--- Dataset listings of figures ---
══════════════════════════════

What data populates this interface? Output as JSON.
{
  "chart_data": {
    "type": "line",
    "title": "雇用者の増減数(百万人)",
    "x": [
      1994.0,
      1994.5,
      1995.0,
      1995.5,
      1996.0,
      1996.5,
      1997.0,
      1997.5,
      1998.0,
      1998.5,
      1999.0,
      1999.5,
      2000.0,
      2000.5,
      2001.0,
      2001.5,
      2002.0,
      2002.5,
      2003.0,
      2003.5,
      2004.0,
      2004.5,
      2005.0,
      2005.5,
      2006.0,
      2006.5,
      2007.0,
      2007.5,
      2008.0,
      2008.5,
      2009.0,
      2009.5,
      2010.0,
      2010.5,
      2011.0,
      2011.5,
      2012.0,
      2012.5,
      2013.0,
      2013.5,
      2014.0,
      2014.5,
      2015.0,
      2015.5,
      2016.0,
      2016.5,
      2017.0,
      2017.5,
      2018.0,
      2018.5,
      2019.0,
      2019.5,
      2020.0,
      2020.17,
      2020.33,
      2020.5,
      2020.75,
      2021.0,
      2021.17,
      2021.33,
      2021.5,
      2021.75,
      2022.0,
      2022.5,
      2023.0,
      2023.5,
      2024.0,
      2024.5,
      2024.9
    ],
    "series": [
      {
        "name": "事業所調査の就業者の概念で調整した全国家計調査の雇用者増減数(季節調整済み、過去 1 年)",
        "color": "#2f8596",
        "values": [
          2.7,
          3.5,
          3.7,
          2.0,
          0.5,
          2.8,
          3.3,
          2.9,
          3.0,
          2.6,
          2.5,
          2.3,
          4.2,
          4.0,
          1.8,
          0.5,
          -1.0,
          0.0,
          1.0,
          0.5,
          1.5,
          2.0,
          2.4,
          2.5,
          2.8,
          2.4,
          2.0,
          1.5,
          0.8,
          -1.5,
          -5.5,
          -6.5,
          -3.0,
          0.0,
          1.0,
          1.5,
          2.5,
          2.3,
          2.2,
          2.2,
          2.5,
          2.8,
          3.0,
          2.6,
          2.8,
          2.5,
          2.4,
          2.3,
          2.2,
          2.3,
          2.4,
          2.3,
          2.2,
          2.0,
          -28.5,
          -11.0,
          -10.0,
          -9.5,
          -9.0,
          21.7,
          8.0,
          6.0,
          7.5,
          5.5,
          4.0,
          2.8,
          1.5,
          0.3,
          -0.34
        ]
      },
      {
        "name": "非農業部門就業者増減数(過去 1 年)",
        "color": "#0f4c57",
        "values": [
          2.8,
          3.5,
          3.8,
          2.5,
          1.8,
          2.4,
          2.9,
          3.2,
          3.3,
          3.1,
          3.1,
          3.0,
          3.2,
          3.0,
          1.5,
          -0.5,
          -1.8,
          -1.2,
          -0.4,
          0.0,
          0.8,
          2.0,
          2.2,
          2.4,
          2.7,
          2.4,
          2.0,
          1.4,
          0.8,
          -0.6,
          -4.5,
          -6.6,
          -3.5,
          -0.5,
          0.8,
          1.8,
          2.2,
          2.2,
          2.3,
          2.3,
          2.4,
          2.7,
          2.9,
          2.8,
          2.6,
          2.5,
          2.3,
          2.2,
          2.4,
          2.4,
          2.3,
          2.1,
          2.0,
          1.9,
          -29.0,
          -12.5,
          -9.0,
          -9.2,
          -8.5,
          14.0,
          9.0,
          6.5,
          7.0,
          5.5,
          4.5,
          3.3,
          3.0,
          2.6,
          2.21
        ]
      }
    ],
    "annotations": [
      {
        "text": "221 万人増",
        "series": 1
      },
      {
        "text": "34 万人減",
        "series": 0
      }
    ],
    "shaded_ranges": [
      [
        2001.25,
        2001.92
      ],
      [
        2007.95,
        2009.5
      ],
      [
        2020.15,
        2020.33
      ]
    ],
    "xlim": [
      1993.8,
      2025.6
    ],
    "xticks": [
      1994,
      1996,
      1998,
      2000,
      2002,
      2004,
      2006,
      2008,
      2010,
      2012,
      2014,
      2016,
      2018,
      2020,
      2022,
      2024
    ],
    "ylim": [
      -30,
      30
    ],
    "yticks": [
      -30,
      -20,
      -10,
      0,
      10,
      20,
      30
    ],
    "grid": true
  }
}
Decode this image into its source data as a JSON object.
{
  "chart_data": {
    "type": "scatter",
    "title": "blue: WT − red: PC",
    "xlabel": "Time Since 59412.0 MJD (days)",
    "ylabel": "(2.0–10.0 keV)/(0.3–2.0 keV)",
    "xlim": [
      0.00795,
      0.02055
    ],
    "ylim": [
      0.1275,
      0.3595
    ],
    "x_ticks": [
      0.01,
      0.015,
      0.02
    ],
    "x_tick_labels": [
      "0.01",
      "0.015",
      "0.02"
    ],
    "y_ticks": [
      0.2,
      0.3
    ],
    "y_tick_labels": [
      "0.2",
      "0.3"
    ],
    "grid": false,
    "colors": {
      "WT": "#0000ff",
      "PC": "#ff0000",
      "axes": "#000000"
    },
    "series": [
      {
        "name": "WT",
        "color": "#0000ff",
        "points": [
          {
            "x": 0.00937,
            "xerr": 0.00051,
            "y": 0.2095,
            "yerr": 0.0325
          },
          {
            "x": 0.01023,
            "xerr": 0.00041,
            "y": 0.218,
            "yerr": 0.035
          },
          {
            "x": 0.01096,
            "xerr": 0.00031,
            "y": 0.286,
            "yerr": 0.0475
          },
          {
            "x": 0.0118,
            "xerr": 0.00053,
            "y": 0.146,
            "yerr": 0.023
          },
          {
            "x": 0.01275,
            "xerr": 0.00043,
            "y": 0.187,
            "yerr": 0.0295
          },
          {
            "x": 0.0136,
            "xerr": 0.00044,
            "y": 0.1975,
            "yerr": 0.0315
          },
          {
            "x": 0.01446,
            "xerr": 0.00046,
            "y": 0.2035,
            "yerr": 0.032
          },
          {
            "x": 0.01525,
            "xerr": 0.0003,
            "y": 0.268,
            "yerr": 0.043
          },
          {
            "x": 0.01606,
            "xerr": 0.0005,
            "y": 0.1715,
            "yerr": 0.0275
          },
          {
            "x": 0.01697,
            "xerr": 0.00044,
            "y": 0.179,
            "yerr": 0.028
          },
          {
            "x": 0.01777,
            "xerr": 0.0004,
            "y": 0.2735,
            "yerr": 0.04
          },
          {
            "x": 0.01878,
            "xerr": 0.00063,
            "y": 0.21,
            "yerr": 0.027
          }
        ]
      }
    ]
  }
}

══════════════════════════════

From the preceding material, extract every line exactly.

--- Response for this exercise ---
What data populates this interface? Output as JSON.
{
  "chart_data": {
    "type": "line",
    "title": "雇用者の増減数(百万人)",
    "x": [
      1994.0,
      1994.5,
      1995.0,
      1995.5,
      1996.0,
      1996.5,
      1997.0,
      1997.5,
      1998.0,
      1998.5,
      1999.0,
      1999.5,
      2000.0,
      2000.5,
      2001.0,
      2001.5,
      2002.0,
      2002.5,
      2003.0,
      2003.5,
      2004.0,
      2004.5,
      2005.0,
      2005.5,
      2006.0,
      2006.5,
      2007.0,
      2007.5,
      2008.0,
      2008.5,
      2009.0,
      2009.5,
      2010.0,
      2010.5,
      2011.0,
      2011.5,
      2012.0,
      2012.5,
      2013.0,
      2013.5,
      2014.0,
      2014.5,
      2015.0,
      2015.5,
      2016.0,
      2016.5,
      2017.0,
      2017.5,
      2018.0,
      2018.5,
      2019.0,
      2019.5,
      2020.0,
      2020.17,
      2020.33,
      2020.5,
      2020.75,
      2021.0,
      2021.17,
      2021.33,
      2021.5,
      2021.75,
      2022.0,
      2022.5,
      2023.0,
      2023.5,
      2024.0,
      2024.5,
      2024.9
    ],
    "series": [
      {
        "name": "事業所調査の就業者の概念で調整した全国家計調査の雇用者増減数(季節調整済み、過去 1 年)",
        "color": "#2f8596",
        "values": [
          2.7,
          3.5,
          3.7,
          2.0,
          0.5,
          2.8,
          3.3,
          2.9,
          3.0,
          2.6,
          2.5,
          2.3,
          4.2,
          4.0,
          1.8,
          0.5,
          -1.0,
          0.0,
          1.0,
          0.5,
          1.5,
          2.0,
          2.4,
          2.5,
          2.8,
          2.4,
          2.0,
          1.5,
          0.8,
          -1.5,
          -5.5,
          -6.5,
          -3.0,
          0.0,
          1.0,
          1.5,
          2.5,
          2.3,
          2.2,
          2.2,
          2.5,
          2.8,
          3.0,
          2.6,
          2.8,
          2.5,
          2.4,
          2.3,
          2.2,
          2.3,
          2.4,
          2.3,
          2.2,
          2.0,
          -28.5,
          -11.0,
          -10.0,
          -9.5,
          -9.0,
          21.7,
          8.0,
          6.0,
          7.5,
          5.5,
          4.0,
          2.8,
          1.5,
          0.3,
          -0.34
        ]
      },
      {
        "name": "非農業部門就業者増減数(過去 1 年)",
        "color": "#0f4c57",
        "values": [
          2.8,
          3.5,
          3.8,
          2.5,
          1.8,
          2.4,
          2.9,
          3.2,
          3.3,
          3.1,
          3.1,
          3.0,
          3.2,
          3.0,
          1.5,
          -0.5,
          -1.8,
          -1.2,
          -0.4,
          0.0,
          0.8,
          2.0,
          2.2,
          2.4,
          2.7,
          2.4,
          2.0,
          1.4,
          0.8,
          -0.6,
          -4.5,
          -6.6,
          -3.5,
          -0.5,
          0.8,
          1.8,
          2.2,
          2.2,
          2.3,
          2.3,
          2.4,
          2.7,
          2.9,
          2.8,
          2.6,
          2.5,
          2.3,
          2.2,
          2.4,
          2.4,
          2.3,
          2.1,
          2.0,
          1.9,
          -29.0,
          -12.5,
          -9.0,
          -9.2,
          -8.5,
          14.0,
          9.0,
          6.5,
          7.0,
          5.5,
          4.5,
          3.3,
          3.0,
          2.6,
          2.21
        ]
      }
    ],
    "annotations": [
      {
        "text": "221 万人増",
        "series": 1
      },
      {
        "text": "34 万人減",
        "series": 0
      }
    ],
    "shaded_ranges": [
      [
        2001.25,
        2001.92
      ],
      [
        2007.95,
        2009.5
      ],
      [
        2020.15,
        2020.33
      ]
    ],
    "xlim": [
      1993.8,
      2025.6
    ],
    "xticks": [
      1994,
      1996,
      1998,
      2000,
      2002,
      2004,
      2006,
      2008,
      2010,
      2012,
      2014,
      2016,
      2018,
      2020,
      2022,
      2024
    ],
    "ylim": [
      -30,
      30
    ],
    "yticks": [
      -30,
      -20,
      -10,
      0,
      10,
      20,
      30
    ],
    "grid": true
  }
}
Decode this image into its source data as a JSON object.
{
  "chart_data": {
    "type": "scatter",
    "title": "blue: WT − red: PC",
    "xlabel": "Time Since 59412.0 MJD (days)",
    "ylabel": "(2.0–10.0 keV)/(0.3–2.0 keV)",
    "xlim": [
      0.00795,
      0.02055
    ],
    "ylim": [
      0.1275,
      0.3595
    ],
    "x_ticks": [
      0.01,
      0.015,
      0.02
    ],
    "x_tick_labels": [
      "0.01",
      "0.015",
      "0.02"
    ],
    "y_ticks": [
      0.2,
      0.3
    ],
    "y_tick_labels": [
      "0.2",
      "0.3"
    ],
    "grid": false,
    "colors": {
      "WT": "#0000ff",
      "PC": "#ff0000",
      "axes": "#000000"
    },
    "series": [
      {
        "name": "WT",
        "color": "#0000ff",
        "points": [
          {
            "x": 0.00937,
            "xerr": 0.00051,
            "y": 0.2095,
            "yerr": 0.0325
          },
          {
            "x": 0.01023,
            "xerr": 0.00041,
            "y": 0.218,
            "yerr": 0.035
          },
          {
            "x": 0.01096,
            "xerr": 0.00031,
            "y": 0.286,
            "yerr": 0.0475
          },
          {
            "x": 0.0118,
            "xerr": 0.00053,
            "y": 0.146,
            "yerr": 0.023
          },
          {
            "x": 0.01275,
            "xerr": 0.00043,
            "y": 0.187,
            "yerr": 0.0295
          },
          {
            "x": 0.0136,
            "xerr": 0.00044,
            "y": 0.1975,
            "yerr": 0.0315
          },
          {
            "x": 0.01446,
            "xerr": 0.00046,
            "y": 0.2035,
            "yerr": 0.032
          },
          {
            "x": 0.01525,
            "xerr": 0.0003,
            "y": 0.268,
            "yerr": 0.043
          },
          {
            "x": 0.01606,
            "xerr": 0.0005,
            "y": 0.1715,
            "yerr": 0.0275
          },
          {
            "x": 0.01697,
            "xerr": 0.00044,
            "y": 0.179,
            "yerr": 0.028
          },
          {
            "x": 0.01777,
            "xerr": 0.0004,
            "y": 0.2735,
            "yerr": 0.04
          },
          {
            "x": 0.01878,
            "xerr": 0.00063,
            "y": 0.21,
            "yerr": 0.027
          }
        ]
      }
    ]
  }
}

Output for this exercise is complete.